=== Directions ===
Quote all of the data that follows exactly as written, skipping the images.

=== Working data ===
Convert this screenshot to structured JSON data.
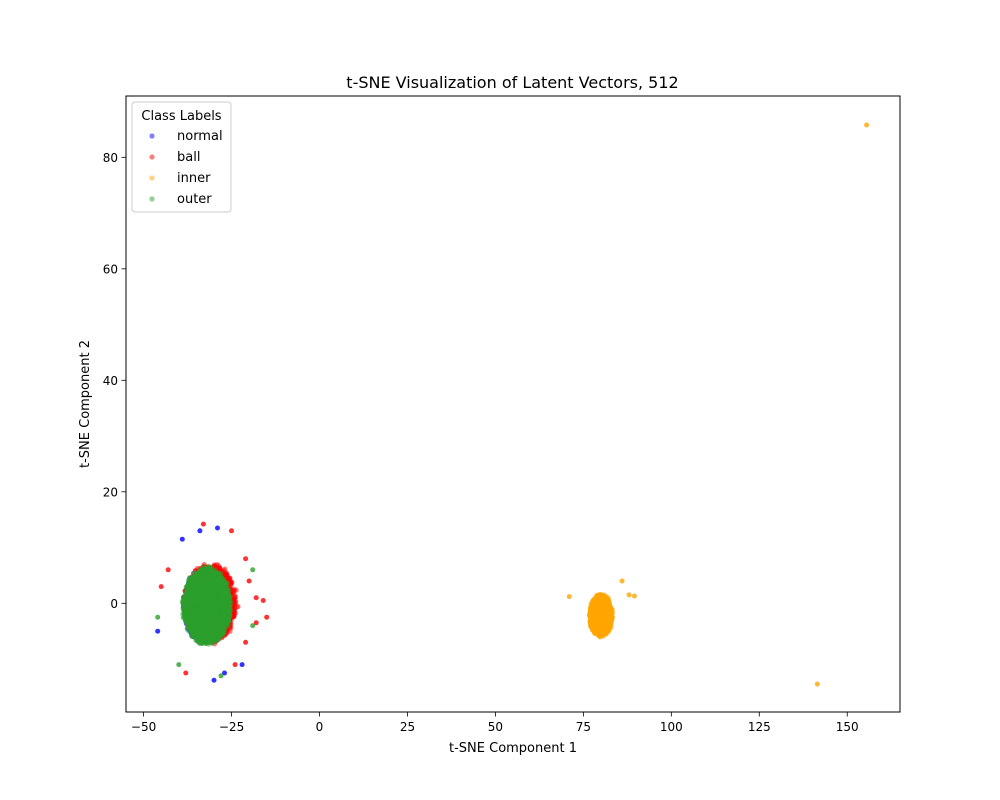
{
  "chart_data": {
    "type": "scatter",
    "title": "t-SNE Visualization of Latent Vectors, 512",
    "xlabel": "t-SNE Component 1",
    "ylabel": "t-SNE Component 2",
    "xlim": [
      -55,
      165
    ],
    "ylim": [
      -19.5,
      91
    ],
    "xticks": [
      -50,
      -25,
      0,
      25,
      50,
      75,
      100,
      125,
      150
    ],
    "xtick_labels": [
      "−50",
      "−25",
      "0",
      "25",
      "50",
      "75",
      "100",
      "125",
      "150"
    ],
    "yticks": [
      0,
      20,
      40,
      60,
      80
    ],
    "ytick_labels": [
      "0",
      "20",
      "40",
      "60",
      "80"
    ],
    "grid": false,
    "legend": {
      "title": "Class Labels",
      "placement": "top-left"
    },
    "series": [
      {
        "name": "normal",
        "color": "#0000ff",
        "alpha": 0.5,
        "cluster": {
          "center": [
            -32,
            -0.5
          ],
          "spread": [
            6.5,
            6.4
          ],
          "count": 1600
        },
        "points": [
          [
            -46,
            -5
          ],
          [
            -39,
            11.5
          ],
          [
            -34,
            13
          ],
          [
            -29,
            13.5
          ],
          [
            -22,
            -11
          ],
          [
            -30,
            -13.8
          ],
          [
            -27,
            -12.5
          ]
        ]
      },
      {
        "name": "ball",
        "color": "#ff0000",
        "alpha": 0.5,
        "cluster": {
          "center": [
            -31,
            0
          ],
          "spread": [
            7.2,
            6.8
          ],
          "count": 1600
        },
        "points": [
          [
            -33,
            14.2
          ],
          [
            -25,
            13
          ],
          [
            -21,
            8
          ],
          [
            -20,
            4
          ],
          [
            -18,
            1
          ],
          [
            -16,
            0.5
          ],
          [
            -15,
            -2.5
          ],
          [
            -18,
            -3.5
          ],
          [
            -21,
            -7
          ],
          [
            -24,
            -11
          ],
          [
            -38,
            -12.5
          ],
          [
            -45,
            3
          ],
          [
            -43,
            6
          ]
        ]
      },
      {
        "name": "inner",
        "color": "#ffa500",
        "alpha": 0.5,
        "cluster": {
          "center": [
            80,
            -2.2
          ],
          "spread": [
            3.2,
            3.7
          ],
          "count": 1400
        },
        "points": [
          [
            155.5,
            85.8
          ],
          [
            141.5,
            -14.5
          ],
          [
            89.5,
            1.3
          ],
          [
            71,
            1.2
          ],
          [
            86,
            4
          ],
          [
            88,
            1.5
          ]
        ]
      },
      {
        "name": "outer",
        "color": "#2ca02c",
        "alpha": 0.5,
        "cluster": {
          "center": [
            -32,
            -0.5
          ],
          "spread": [
            6.6,
            6.6
          ],
          "count": 2600
        },
        "points": [
          [
            -46,
            -2.5
          ],
          [
            -19,
            -4
          ],
          [
            -19,
            6
          ],
          [
            -40,
            -11
          ],
          [
            -28,
            -13
          ]
        ]
      }
    ]
  }
}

=== Complete output ===
Convert this screenshot to structured JSON data.
{
  "chart_data": {
    "type": "scatter",
    "title": "t-SNE Visualization of Latent Vectors, 512",
    "xlabel": "t-SNE Component 1",
    "ylabel": "t-SNE Component 2",
    "xlim": [
      -55,
      165
    ],
    "ylim": [
      -19.5,
      91
    ],
    "xticks": [
      -50,
      -25,
      0,
      25,
      50,
      75,
      100,
      125,
      150
    ],
    "xtick_labels": [
      "−50",
      "−25",
      "0",
      "25",
      "50",
      "75",
      "100",
      "125",
      "150"
    ],
    "yticks": [
      0,
      20,
      40,
      60,
      80
    ],
    "ytick_labels": [
      "0",
      "20",
      "40",
      "60",
      "80"
    ],
    "grid": false,
    "legend": {
      "title": "Class Labels",
      "placement": "top-left"
    },
    "series": [
      {
        "name": "normal",
        "color": "#0000ff",
        "alpha": 0.5,
        "cluster": {
          "center": [
            -32,
            -0.5
          ],
          "spread": [
            6.5,
            6.4
          ],
          "count": 1600
        },
        "points": [
          [
            -46,
            -5
          ],
          [
            -39,
            11.5
          ],
          [
            -34,
            13
          ],
          [
            -29,
            13.5
          ],
          [
            -22,
            -11
          ],
          [
            -30,
            -13.8
          ],
          [
            -27,
            -12.5
          ]
        ]
      },
      {
        "name": "ball",
        "color": "#ff0000",
        "alpha": 0.5,
        "cluster": {
          "center": [
            -31,
            0
          ],
          "spread": [
            7.2,
            6.8
          ],
          "count": 1600
        },
        "points": [
          [
            -33,
            14.2
          ],
          [
            -25,
            13
          ],
          [
            -21,
            8
          ],
          [
            -20,
            4
          ],
          [
            -18,
            1
          ],
          [
            -16,
            0.5
          ],
          [
            -15,
            -2.5
          ],
          [
            -18,
            -3.5
          ],
          [
            -21,
            -7
          ],
          [
            -24,
            -11
          ],
          [
            -38,
            -12.5
          ],
          [
            -45,
            3
          ],
          [
            -43,
            6
          ]
        ]
      },
      {
        "name": "inner",
        "color": "#ffa500",
        "alpha": 0.5,
        "cluster": {
          "center": [
            80,
            -2.2
          ],
          "spread": [
            3.2,
            3.7
          ],
          "count": 1400
        },
        "points": [
          [
            155.5,
            85.8
          ],
          [
            141.5,
            -14.5
          ],
          [
            89.5,
            1.3
          ],
          [
            71,
            1.2
          ],
          [
            86,
            4
          ],
          [
            88,
            1.5
          ]
        ]
      },
      {
        "name": "outer",
        "color": "#2ca02c",
        "alpha": 0.5,
        "cluster": {
          "center": [
            -32,
            -0.5
          ],
          "spread": [
            6.6,
            6.6
          ],
          "count": 2600
        },
        "points": [
          [
            -46,
            -2.5
          ],
          [
            -19,
            -4
          ],
          [
            -19,
            6
          ],
          [
            -40,
            -11
          ],
          [
            -28,
            -13
          ]
        ]
      }
    ]
  }
}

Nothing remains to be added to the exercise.